» **Instructions to follow**:
Only the pictures are left out: repeat the rest of the entries exactly.

» **Some records**:
○ ○ ○ ○ ○ ○ ○

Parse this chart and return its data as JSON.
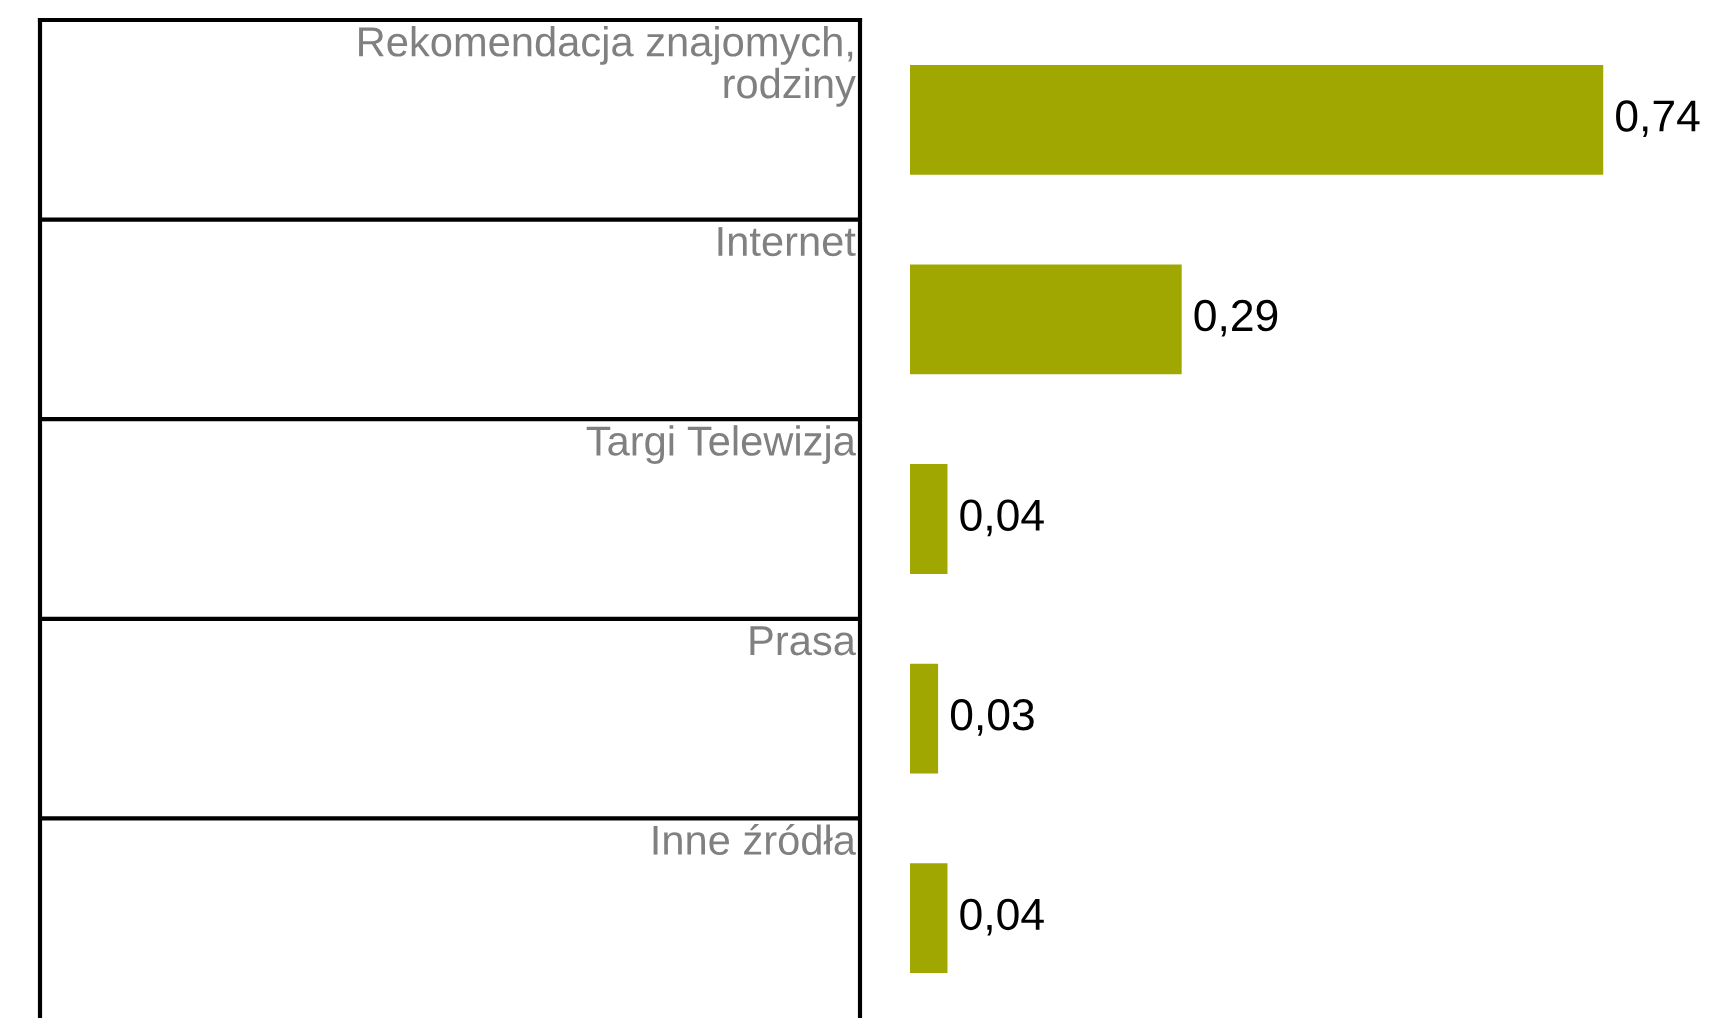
{
  "chart_data": {
    "type": "bar",
    "orientation": "horizontal",
    "categories": [
      "Rekomendacja znajomych,\nrodziny",
      "Internet",
      "Targi Telewizja",
      "Prasa",
      "Inne źródła"
    ],
    "values": [
      0.74,
      0.29,
      0.04,
      0.03,
      0.04
    ],
    "value_labels": [
      "0,74",
      "0,29",
      "0,04",
      "0,03",
      "0,04"
    ],
    "color": "#9fa700"
  }
}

○ ○ ○ ○ ○ ○ ○

» **Complete answer**:
Parse this chart and return its data as JSON.
{
  "chart_data": {
    "type": "bar",
    "orientation": "horizontal",
    "categories": [
      "Rekomendacja znajomych,\nrodziny",
      "Internet",
      "Targi Telewizja",
      "Prasa",
      "Inne źródła"
    ],
    "values": [
      0.74,
      0.29,
      0.04,
      0.03,
      0.04
    ],
    "value_labels": [
      "0,74",
      "0,29",
      "0,04",
      "0,03",
      "0,04"
    ],
    "color": "#9fa700"
  }
}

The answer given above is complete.